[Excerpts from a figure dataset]
- - - - - - -

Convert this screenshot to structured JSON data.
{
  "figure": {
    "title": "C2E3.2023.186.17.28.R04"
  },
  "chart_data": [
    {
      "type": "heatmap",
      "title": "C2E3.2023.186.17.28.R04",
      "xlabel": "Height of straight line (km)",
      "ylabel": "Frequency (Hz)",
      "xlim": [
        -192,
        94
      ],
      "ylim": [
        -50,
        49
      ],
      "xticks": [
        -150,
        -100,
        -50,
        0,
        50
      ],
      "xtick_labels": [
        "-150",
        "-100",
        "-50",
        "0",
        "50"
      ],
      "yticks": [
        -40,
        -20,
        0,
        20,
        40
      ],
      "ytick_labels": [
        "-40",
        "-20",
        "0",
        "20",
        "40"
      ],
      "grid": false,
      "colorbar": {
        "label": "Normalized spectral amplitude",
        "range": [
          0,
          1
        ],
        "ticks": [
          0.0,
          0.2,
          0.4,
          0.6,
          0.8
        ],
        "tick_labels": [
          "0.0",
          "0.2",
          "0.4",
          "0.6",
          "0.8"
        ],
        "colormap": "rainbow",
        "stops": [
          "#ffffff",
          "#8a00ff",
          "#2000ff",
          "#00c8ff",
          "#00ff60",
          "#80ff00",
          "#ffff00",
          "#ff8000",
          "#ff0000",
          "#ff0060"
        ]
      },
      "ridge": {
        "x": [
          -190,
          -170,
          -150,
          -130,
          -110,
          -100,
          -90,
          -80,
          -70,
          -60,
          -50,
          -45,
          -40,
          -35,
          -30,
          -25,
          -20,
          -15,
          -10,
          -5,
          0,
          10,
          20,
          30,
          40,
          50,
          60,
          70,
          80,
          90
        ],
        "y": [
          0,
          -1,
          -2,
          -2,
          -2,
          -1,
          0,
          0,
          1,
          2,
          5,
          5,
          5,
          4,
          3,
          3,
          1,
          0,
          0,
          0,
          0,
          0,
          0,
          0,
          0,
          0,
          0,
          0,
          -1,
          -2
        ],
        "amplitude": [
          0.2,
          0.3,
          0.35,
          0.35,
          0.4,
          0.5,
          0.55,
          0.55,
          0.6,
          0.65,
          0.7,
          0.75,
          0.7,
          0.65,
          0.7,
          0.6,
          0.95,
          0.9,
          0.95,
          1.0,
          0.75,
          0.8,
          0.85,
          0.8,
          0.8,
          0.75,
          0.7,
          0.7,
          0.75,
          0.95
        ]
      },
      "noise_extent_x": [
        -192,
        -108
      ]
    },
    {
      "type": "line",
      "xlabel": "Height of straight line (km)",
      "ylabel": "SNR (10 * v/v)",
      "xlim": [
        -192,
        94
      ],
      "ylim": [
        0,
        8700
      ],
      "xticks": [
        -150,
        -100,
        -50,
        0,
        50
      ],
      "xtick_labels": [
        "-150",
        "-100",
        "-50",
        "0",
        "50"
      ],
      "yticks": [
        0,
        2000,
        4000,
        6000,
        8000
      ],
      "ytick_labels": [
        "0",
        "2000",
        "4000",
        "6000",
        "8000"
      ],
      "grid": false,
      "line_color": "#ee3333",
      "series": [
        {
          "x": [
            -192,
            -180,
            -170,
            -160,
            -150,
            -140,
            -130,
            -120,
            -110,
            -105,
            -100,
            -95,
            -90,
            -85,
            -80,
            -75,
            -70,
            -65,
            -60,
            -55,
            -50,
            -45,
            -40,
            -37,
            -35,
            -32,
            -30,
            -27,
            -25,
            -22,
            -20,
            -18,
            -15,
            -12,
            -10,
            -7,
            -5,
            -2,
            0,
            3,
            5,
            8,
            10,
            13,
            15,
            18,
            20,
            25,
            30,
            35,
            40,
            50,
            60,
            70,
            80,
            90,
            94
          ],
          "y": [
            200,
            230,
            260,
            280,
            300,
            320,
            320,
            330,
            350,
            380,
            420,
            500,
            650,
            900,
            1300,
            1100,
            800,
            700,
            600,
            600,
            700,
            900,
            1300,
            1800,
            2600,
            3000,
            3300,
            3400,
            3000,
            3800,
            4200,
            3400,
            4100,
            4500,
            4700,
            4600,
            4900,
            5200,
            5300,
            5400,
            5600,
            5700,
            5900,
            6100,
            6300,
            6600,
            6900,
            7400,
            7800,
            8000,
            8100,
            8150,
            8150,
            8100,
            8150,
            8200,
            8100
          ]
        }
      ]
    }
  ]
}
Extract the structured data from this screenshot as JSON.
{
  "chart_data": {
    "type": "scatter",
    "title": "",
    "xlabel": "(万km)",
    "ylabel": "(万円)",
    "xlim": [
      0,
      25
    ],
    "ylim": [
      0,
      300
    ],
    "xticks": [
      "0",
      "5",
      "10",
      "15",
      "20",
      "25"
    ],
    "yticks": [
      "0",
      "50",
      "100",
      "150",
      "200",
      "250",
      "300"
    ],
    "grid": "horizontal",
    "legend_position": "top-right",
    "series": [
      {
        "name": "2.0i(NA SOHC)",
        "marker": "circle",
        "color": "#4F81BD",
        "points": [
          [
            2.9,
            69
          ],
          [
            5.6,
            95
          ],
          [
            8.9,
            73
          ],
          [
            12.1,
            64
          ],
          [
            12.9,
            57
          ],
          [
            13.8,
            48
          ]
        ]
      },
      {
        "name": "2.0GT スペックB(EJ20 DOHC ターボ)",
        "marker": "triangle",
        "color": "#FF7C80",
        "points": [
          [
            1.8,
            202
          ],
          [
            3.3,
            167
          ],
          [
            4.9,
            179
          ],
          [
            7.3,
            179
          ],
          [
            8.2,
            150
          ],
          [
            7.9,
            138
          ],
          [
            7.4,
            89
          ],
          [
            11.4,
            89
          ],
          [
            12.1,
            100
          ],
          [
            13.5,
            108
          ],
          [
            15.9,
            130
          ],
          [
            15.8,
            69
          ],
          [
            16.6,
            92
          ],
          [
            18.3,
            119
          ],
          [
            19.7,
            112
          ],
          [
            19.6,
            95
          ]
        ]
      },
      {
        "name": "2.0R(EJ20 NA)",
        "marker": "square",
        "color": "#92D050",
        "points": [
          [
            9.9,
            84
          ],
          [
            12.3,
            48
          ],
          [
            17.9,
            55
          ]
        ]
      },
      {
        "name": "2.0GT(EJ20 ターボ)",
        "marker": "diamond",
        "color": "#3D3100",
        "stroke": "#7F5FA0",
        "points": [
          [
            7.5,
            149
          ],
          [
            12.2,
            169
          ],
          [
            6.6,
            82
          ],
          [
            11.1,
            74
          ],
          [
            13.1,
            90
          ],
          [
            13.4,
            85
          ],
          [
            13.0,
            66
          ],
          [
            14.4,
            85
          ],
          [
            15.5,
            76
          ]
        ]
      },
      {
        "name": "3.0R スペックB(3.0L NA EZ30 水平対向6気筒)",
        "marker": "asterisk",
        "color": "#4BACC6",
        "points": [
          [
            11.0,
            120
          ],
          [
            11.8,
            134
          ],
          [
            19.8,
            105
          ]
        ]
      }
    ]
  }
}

- - - - - - -

Exercise prompt: All of the material above needs to be retyped word for word.

Finished task:
Convert this screenshot to structured JSON data.
{
  "figure": {
    "title": "C2E3.2023.186.17.28.R04"
  },
  "chart_data": [
    {
      "type": "heatmap",
      "title": "C2E3.2023.186.17.28.R04",
      "xlabel": "Height of straight line (km)",
      "ylabel": "Frequency (Hz)",
      "xlim": [
        -192,
        94
      ],
      "ylim": [
        -50,
        49
      ],
      "xticks": [
        -150,
        -100,
        -50,
        0,
        50
      ],
      "xtick_labels": [
        "-150",
        "-100",
        "-50",
        "0",
        "50"
      ],
      "yticks": [
        -40,
        -20,
        0,
        20,
        40
      ],
      "ytick_labels": [
        "-40",
        "-20",
        "0",
        "20",
        "40"
      ],
      "grid": false,
      "colorbar": {
        "label": "Normalized spectral amplitude",
        "range": [
          0,
          1
        ],
        "ticks": [
          0.0,
          0.2,
          0.4,
          0.6,
          0.8
        ],
        "tick_labels": [
          "0.0",
          "0.2",
          "0.4",
          "0.6",
          "0.8"
        ],
        "colormap": "rainbow",
        "stops": [
          "#ffffff",
          "#8a00ff",
          "#2000ff",
          "#00c8ff",
          "#00ff60",
          "#80ff00",
          "#ffff00",
          "#ff8000",
          "#ff0000",
          "#ff0060"
        ]
      },
      "ridge": {
        "x": [
          -190,
          -170,
          -150,
          -130,
          -110,
          -100,
          -90,
          -80,
          -70,
          -60,
          -50,
          -45,
          -40,
          -35,
          -30,
          -25,
          -20,
          -15,
          -10,
          -5,
          0,
          10,
          20,
          30,
          40,
          50,
          60,
          70,
          80,
          90
        ],
        "y": [
          0,
          -1,
          -2,
          -2,
          -2,
          -1,
          0,
          0,
          1,
          2,
          5,
          5,
          5,
          4,
          3,
          3,
          1,
          0,
          0,
          0,
          0,
          0,
          0,
          0,
          0,
          0,
          0,
          0,
          -1,
          -2
        ],
        "amplitude": [
          0.2,
          0.3,
          0.35,
          0.35,
          0.4,
          0.5,
          0.55,
          0.55,
          0.6,
          0.65,
          0.7,
          0.75,
          0.7,
          0.65,
          0.7,
          0.6,
          0.95,
          0.9,
          0.95,
          1.0,
          0.75,
          0.8,
          0.85,
          0.8,
          0.8,
          0.75,
          0.7,
          0.7,
          0.75,
          0.95
        ]
      },
      "noise_extent_x": [
        -192,
        -108
      ]
    },
    {
      "type": "line",
      "xlabel": "Height of straight line (km)",
      "ylabel": "SNR (10 * v/v)",
      "xlim": [
        -192,
        94
      ],
      "ylim": [
        0,
        8700
      ],
      "xticks": [
        -150,
        -100,
        -50,
        0,
        50
      ],
      "xtick_labels": [
        "-150",
        "-100",
        "-50",
        "0",
        "50"
      ],
      "yticks": [
        0,
        2000,
        4000,
        6000,
        8000
      ],
      "ytick_labels": [
        "0",
        "2000",
        "4000",
        "6000",
        "8000"
      ],
      "grid": false,
      "line_color": "#ee3333",
      "series": [
        {
          "x": [
            -192,
            -180,
            -170,
            -160,
            -150,
            -140,
            -130,
            -120,
            -110,
            -105,
            -100,
            -95,
            -90,
            -85,
            -80,
            -75,
            -70,
            -65,
            -60,
            -55,
            -50,
            -45,
            -40,
            -37,
            -35,
            -32,
            -30,
            -27,
            -25,
            -22,
            -20,
            -18,
            -15,
            -12,
            -10,
            -7,
            -5,
            -2,
            0,
            3,
            5,
            8,
            10,
            13,
            15,
            18,
            20,
            25,
            30,
            35,
            40,
            50,
            60,
            70,
            80,
            90,
            94
          ],
          "y": [
            200,
            230,
            260,
            280,
            300,
            320,
            320,
            330,
            350,
            380,
            420,
            500,
            650,
            900,
            1300,
            1100,
            800,
            700,
            600,
            600,
            700,
            900,
            1300,
            1800,
            2600,
            3000,
            3300,
            3400,
            3000,
            3800,
            4200,
            3400,
            4100,
            4500,
            4700,
            4600,
            4900,
            5200,
            5300,
            5400,
            5600,
            5700,
            5900,
            6100,
            6300,
            6600,
            6900,
            7400,
            7800,
            8000,
            8100,
            8150,
            8150,
            8100,
            8150,
            8200,
            8100
          ]
        }
      ]
    }
  ]
}
Extract the structured data from this screenshot as JSON.
{
  "chart_data": {
    "type": "scatter",
    "title": "",
    "xlabel": "(万km)",
    "ylabel": "(万円)",
    "xlim": [
      0,
      25
    ],
    "ylim": [
      0,
      300
    ],
    "xticks": [
      "0",
      "5",
      "10",
      "15",
      "20",
      "25"
    ],
    "yticks": [
      "0",
      "50",
      "100",
      "150",
      "200",
      "250",
      "300"
    ],
    "grid": "horizontal",
    "legend_position": "top-right",
    "series": [
      {
        "name": "2.0i(NA SOHC)",
        "marker": "circle",
        "color": "#4F81BD",
        "points": [
          [
            2.9,
            69
          ],
          [
            5.6,
            95
          ],
          [
            8.9,
            73
          ],
          [
            12.1,
            64
          ],
          [
            12.9,
            57
          ],
          [
            13.8,
            48
          ]
        ]
      },
      {
        "name": "2.0GT スペックB(EJ20 DOHC ターボ)",
        "marker": "triangle",
        "color": "#FF7C80",
        "points": [
          [
            1.8,
            202
          ],
          [
            3.3,
            167
          ],
          [
            4.9,
            179
          ],
          [
            7.3,
            179
          ],
          [
            8.2,
            150
          ],
          [
            7.9,
            138
          ],
          [
            7.4,
            89
          ],
          [
            11.4,
            89
          ],
          [
            12.1,
            100
          ],
          [
            13.5,
            108
          ],
          [
            15.9,
            130
          ],
          [
            15.8,
            69
          ],
          [
            16.6,
            92
          ],
          [
            18.3,
            119
          ],
          [
            19.7,
            112
          ],
          [
            19.6,
            95
          ]
        ]
      },
      {
        "name": "2.0R(EJ20 NA)",
        "marker": "square",
        "color": "#92D050",
        "points": [
          [
            9.9,
            84
          ],
          [
            12.3,
            48
          ],
          [
            17.9,
            55
          ]
        ]
      },
      {
        "name": "2.0GT(EJ20 ターボ)",
        "marker": "diamond",
        "color": "#3D3100",
        "stroke": "#7F5FA0",
        "points": [
          [
            7.5,
            149
          ],
          [
            12.2,
            169
          ],
          [
            6.6,
            82
          ],
          [
            11.1,
            74
          ],
          [
            13.1,
            90
          ],
          [
            13.4,
            85
          ],
          [
            13.0,
            66
          ],
          [
            14.4,
            85
          ],
          [
            15.5,
            76
          ]
        ]
      },
      {
        "name": "3.0R スペックB(3.0L NA EZ30 水平対向6気筒)",
        "marker": "asterisk",
        "color": "#4BACC6",
        "points": [
          [
            11.0,
            120
          ],
          [
            11.8,
            134
          ],
          [
            19.8,
            105
          ]
        ]
      }
    ]
  }
}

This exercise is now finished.